* **Objective**
Copy out the lines of the listing unchanged, starting at the line that contains "segment this screenshot: for" and ending after the line that contains "list-item[interactable]: 整体・エステ [116,441,261,464]". Include both of those lines and nothing else.

:::::

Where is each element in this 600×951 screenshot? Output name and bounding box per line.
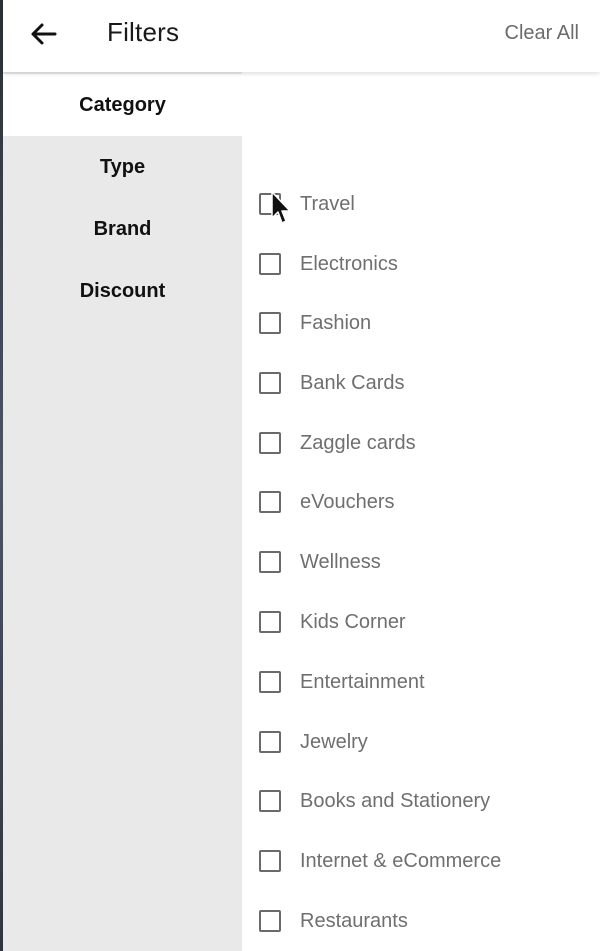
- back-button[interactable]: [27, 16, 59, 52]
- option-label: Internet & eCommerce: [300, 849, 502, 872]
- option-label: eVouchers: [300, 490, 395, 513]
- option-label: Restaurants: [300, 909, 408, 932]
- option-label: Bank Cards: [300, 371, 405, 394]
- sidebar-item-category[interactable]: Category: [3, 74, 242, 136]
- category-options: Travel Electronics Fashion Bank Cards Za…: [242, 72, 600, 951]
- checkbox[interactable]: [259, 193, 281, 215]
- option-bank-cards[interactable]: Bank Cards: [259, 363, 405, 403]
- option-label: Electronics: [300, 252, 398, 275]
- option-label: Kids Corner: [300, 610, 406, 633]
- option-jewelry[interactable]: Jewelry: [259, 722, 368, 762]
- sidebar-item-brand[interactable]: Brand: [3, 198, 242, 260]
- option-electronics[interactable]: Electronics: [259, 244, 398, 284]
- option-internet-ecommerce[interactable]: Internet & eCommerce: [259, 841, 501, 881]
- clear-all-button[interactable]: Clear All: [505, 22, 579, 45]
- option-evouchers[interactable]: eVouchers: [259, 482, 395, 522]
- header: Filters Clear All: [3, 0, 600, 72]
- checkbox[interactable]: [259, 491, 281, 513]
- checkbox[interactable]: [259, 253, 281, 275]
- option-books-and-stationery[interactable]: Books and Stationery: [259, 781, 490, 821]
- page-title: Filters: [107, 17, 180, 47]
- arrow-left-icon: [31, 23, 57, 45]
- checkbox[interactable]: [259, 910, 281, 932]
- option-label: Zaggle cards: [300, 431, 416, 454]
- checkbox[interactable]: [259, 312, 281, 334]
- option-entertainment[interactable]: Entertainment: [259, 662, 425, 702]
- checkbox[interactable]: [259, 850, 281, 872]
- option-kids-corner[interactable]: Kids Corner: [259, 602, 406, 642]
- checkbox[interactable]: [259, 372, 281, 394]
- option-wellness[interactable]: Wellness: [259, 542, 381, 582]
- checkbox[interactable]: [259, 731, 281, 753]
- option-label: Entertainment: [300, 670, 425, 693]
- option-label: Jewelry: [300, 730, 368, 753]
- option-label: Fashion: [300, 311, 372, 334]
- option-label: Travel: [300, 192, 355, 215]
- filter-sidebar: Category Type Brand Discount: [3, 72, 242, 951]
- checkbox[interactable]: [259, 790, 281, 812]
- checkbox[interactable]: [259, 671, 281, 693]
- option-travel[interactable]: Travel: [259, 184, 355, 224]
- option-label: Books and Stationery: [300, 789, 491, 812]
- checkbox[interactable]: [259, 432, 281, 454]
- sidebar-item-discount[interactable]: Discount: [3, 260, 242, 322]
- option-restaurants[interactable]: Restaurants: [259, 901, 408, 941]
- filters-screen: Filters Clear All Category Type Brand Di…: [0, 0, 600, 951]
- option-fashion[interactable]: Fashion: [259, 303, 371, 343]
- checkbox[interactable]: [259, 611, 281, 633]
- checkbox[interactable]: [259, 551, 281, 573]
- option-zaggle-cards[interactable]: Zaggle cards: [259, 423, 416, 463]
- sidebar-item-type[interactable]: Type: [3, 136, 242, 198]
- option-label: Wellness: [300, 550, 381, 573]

:::::

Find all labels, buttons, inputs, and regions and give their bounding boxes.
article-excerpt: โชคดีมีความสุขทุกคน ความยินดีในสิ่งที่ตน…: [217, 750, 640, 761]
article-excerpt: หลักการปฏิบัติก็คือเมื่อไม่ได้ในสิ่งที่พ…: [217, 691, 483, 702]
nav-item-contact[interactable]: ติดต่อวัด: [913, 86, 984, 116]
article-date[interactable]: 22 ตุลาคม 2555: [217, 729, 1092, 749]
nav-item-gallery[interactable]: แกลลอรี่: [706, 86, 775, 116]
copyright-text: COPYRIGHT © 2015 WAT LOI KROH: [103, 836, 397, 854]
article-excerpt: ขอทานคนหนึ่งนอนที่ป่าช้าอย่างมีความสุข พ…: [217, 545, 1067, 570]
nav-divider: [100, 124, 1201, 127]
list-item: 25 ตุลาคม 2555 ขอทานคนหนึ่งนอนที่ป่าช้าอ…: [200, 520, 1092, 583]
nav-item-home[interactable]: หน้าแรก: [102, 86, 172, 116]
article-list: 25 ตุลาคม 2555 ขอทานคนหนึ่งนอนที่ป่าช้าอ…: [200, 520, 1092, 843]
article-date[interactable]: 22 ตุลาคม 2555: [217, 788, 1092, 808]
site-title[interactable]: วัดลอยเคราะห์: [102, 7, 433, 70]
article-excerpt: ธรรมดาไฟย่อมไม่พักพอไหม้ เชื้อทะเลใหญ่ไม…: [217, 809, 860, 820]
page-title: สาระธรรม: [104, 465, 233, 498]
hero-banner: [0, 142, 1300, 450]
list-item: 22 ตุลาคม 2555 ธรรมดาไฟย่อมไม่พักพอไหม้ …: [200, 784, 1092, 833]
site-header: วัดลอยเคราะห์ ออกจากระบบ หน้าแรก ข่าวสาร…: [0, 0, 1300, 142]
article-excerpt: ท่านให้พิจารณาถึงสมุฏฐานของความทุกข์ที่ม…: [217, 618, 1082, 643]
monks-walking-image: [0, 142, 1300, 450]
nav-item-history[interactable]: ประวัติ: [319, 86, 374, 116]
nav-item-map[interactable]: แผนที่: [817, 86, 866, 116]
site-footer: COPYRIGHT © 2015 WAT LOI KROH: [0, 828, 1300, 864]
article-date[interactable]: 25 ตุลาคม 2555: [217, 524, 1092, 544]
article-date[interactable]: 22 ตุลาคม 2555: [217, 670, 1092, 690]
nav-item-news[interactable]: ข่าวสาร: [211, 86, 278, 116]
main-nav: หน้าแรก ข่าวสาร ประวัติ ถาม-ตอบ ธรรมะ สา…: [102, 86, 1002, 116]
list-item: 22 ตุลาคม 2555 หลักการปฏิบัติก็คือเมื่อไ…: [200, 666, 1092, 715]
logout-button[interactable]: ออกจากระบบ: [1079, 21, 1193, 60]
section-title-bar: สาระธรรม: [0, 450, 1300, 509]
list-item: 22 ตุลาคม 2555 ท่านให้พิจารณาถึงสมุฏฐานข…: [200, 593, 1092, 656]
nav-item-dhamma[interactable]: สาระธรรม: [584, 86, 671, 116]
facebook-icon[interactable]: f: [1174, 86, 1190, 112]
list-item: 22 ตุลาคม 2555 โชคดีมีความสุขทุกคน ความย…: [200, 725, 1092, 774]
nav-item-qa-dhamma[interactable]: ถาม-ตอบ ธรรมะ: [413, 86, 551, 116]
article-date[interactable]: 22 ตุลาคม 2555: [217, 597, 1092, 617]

:::::

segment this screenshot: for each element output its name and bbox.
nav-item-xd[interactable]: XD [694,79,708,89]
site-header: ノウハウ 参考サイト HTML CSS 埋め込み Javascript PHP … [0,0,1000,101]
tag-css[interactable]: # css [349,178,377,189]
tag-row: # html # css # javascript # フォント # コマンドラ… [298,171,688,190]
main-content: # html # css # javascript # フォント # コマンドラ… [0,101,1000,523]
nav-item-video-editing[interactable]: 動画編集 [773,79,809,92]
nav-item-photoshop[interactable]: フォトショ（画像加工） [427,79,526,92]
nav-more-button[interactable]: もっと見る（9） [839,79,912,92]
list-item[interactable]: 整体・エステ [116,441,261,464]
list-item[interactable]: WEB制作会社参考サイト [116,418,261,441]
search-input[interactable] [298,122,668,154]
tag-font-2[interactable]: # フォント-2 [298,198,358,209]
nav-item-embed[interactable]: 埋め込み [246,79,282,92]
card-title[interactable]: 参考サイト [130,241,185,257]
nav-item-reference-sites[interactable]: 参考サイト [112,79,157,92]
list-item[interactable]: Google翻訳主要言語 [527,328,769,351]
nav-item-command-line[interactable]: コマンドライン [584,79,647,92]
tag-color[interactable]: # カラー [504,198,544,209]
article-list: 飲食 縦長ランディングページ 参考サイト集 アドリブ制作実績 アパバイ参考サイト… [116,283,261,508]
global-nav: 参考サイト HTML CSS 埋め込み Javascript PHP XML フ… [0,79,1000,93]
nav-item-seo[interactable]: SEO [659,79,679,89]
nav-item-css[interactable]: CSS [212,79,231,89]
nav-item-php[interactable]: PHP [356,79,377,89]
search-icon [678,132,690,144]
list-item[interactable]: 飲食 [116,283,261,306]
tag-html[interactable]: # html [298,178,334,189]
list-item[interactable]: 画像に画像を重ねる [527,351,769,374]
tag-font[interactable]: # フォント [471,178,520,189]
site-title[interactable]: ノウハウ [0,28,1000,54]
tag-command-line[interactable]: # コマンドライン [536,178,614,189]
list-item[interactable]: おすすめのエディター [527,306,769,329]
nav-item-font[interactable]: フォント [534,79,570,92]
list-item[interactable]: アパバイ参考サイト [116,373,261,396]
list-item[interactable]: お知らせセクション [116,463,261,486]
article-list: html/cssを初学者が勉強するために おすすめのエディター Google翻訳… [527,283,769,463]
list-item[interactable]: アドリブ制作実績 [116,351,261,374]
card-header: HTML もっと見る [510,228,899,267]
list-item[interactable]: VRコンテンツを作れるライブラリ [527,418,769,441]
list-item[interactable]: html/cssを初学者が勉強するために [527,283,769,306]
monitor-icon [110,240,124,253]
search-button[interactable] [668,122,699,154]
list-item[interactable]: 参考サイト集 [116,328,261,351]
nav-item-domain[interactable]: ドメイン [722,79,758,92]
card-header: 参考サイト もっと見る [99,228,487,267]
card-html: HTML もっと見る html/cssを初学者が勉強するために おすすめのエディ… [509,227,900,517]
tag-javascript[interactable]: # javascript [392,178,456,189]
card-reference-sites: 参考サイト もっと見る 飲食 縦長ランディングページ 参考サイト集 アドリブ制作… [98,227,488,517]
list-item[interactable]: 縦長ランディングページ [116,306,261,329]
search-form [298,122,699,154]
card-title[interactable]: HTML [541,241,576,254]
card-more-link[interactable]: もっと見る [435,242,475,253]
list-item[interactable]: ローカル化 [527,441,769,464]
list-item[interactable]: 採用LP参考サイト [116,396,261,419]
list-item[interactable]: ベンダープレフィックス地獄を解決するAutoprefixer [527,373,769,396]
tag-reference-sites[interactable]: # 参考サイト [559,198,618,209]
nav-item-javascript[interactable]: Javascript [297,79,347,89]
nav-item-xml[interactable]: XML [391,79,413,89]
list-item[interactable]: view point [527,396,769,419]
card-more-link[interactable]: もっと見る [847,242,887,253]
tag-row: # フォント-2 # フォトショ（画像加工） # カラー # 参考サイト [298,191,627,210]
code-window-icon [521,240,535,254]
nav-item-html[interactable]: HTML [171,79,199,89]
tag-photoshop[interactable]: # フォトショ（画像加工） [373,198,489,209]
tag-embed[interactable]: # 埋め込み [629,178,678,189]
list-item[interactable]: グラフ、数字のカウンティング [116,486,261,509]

:::::

* **Completed exercise**
segment this screenshot: for each element output its name and bbox.
nav-item-xd[interactable]: XD [694,79,708,89]
site-header: ノウハウ 参考サイト HTML CSS 埋め込み Javascript PHP … [0,0,1000,101]
tag-css[interactable]: # css [349,178,377,189]
tag-row: # html # css # javascript # フォント # コマンドラ… [298,171,688,190]
main-content: # html # css # javascript # フォント # コマンドラ… [0,101,1000,523]
nav-item-video-editing[interactable]: 動画編集 [773,79,809,92]
nav-item-photoshop[interactable]: フォトショ（画像加工） [427,79,526,92]
nav-more-button[interactable]: もっと見る（9） [839,79,912,92]
list-item[interactable]: 整体・エステ [116,441,261,464]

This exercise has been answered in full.